• _Set problem_: Images excluded, repeat each entry below exactly.
>> BEGIN Dataset records
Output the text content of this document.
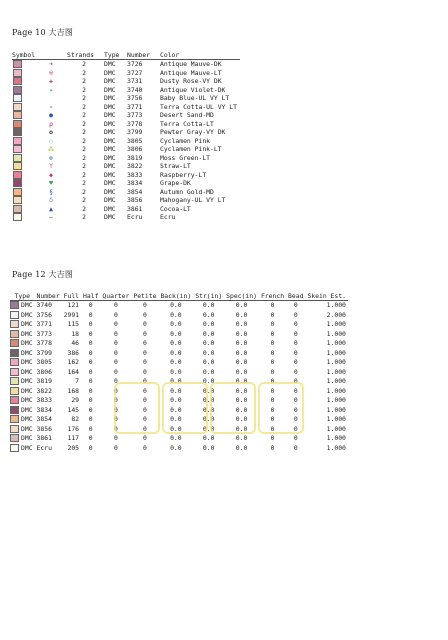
Page 10 大吉图
Symbol		Strands	Type	Number	Color
	➔	2	DMC	3726	Antique Mauve-DK
	※	2	DMC	3727	Antique Mauve-LT
	✚	2	DMC	3731	Dusty Rose-VY DK
	✦	2	DMC	3740	Antique Violet-DK
		2	DMC	3756	Baby Blue-UL VY LT
	¤	2	DMC	3771	Terra Cotta-UL VY LT
	●	2	DMC	3773	Desert Sand-MD
	ρ	2	DMC	3778	Terra Cotta-LT
	✪	2	DMC	3799	Pewter Gray-VY DK
	◌	2	DMC	3805	Cyclamen Pink
	⁂	2	DMC	3806	Cyclamen Pink-LT
	⊛	2	DMC	3819	Moss Green-LT
	ϒ	2	DMC	3822	Straw-LT
	◆	2	DMC	3833	Raspberry-LT
	♥	2	DMC	3834	Grape-DK
	§	2	DMC	3854	Autumn Gold-MD
	δ	2	DMC	3856	Mahogany-UL VY LT
	▲	2	DMC	3861	Cocoa-LT
	—	2	DMC	Ecru	Ecru
Page 12 大吉图
Type	Number	Full	Half	Quarter	Petite	Back(in)	Str(in)	Spec(in)	French	Bead	Skein Est.
DMC	3740	121	0	0	0	0.0	0.0	0.0	0	0	1.000
DMC	3756	2991	0	0	0	0.0	0.0	0.0	0	0	2.000
DMC	3771	115	0	0	0	0.0	0.0	0.0	0	0	1.000
DMC	3773	18	0	0	0	0.0	0.0	0.0	0	0	1.000
DMC	3778	46	0	0	0	0.0	0.0	0.0	0	0	1.000
DMC	3799	386	0	0	0	0.0	0.0	0.0	0	0	1.000
DMC	3805	162	0	0	0	0.0	0.0	0.0	0	0	1.000
DMC	3806	164	0	0	0	0.0	0.0	0.0	0	0	1.000
DMC	3819	7	0	0	0	0.0	0.0	0.0	0	0	1.000
DMC	3822	168	0	0	0	0.0	0.0	0.0	0	0	1.000
DMC	3833	29	0	0	0	0.0	0.0	0.0	0	0	1.000
DMC	3834	145	0	0	0	0.0	0.0	0.0	0	0	1.000
DMC	3854	82	0	0	0	0.0	0.0	0.0	0	0	1.000
DMC	3856	176	0	0	0	0.0	0.0	0.0	0	0	1.000
DMC	3861	117	0	0	0	0.0	0.0	0.0	0	0	1.000
DMC	Ecru	205	0	0	0	0.0	0.0	0.0	0	0	1.000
>> END Dataset records
• _Exercise solution_:
Output the text content of this document.
Page 10 大吉图
Symbol		Strands	Type	Number	Color
	➔	2	DMC	3726	Antique Mauve-DK
	※	2	DMC	3727	Antique Mauve-LT
	✚	2	DMC	3731	Dusty Rose-VY DK
	✦	2	DMC	3740	Antique Violet-DK
		2	DMC	3756	Baby Blue-UL VY LT
	¤	2	DMC	3771	Terra Cotta-UL VY LT
	●	2	DMC	3773	Desert Sand-MD
	ρ	2	DMC	3778	Terra Cotta-LT
	✪	2	DMC	3799	Pewter Gray-VY DK
	◌	2	DMC	3805	Cyclamen Pink
	⁂	2	DMC	3806	Cyclamen Pink-LT
	⊛	2	DMC	3819	Moss Green-LT
	ϒ	2	DMC	3822	Straw-LT
	◆	2	DMC	3833	Raspberry-LT
	♥	2	DMC	3834	Grape-DK
	§	2	DMC	3854	Autumn Gold-MD
	δ	2	DMC	3856	Mahogany-UL VY LT
	▲	2	DMC	3861	Cocoa-LT
	—	2	DMC	Ecru	Ecru
Page 12 大吉图
Type	Number	Full	Half	Quarter	Petite	Back(in)	Str(in)	Spec(in)	French	Bead	Skein Est.
DMC	3740	121	0	0	0	0.0	0.0	0.0	0	0	1.000
DMC	3756	2991	0	0	0	0.0	0.0	0.0	0	0	2.000
DMC	3771	115	0	0	0	0.0	0.0	0.0	0	0	1.000
DMC	3773	18	0	0	0	0.0	0.0	0.0	0	0	1.000
DMC	3778	46	0	0	0	0.0	0.0	0.0	0	0	1.000
DMC	3799	386	0	0	0	0.0	0.0	0.0	0	0	1.000
DMC	3805	162	0	0	0	0.0	0.0	0.0	0	0	1.000
DMC	3806	164	0	0	0	0.0	0.0	0.0	0	0	1.000
DMC	3819	7	0	0	0	0.0	0.0	0.0	0	0	1.000
DMC	3822	168	0	0	0	0.0	0.0	0.0	0	0	1.000
DMC	3833	29	0	0	0	0.0	0.0	0.0	0	0	1.000
DMC	3834	145	0	0	0	0.0	0.0	0.0	0	0	1.000
DMC	3854	82	0	0	0	0.0	0.0	0.0	0	0	1.000
DMC	3856	176	0	0	0	0.0	0.0	0.0	0	0	1.000
DMC	3861	117	0	0	0	0.0	0.0	0.0	0	0	1.000
DMC	Ecru	205	0	0	0	0.0	0.0	0.0	0	0	1.000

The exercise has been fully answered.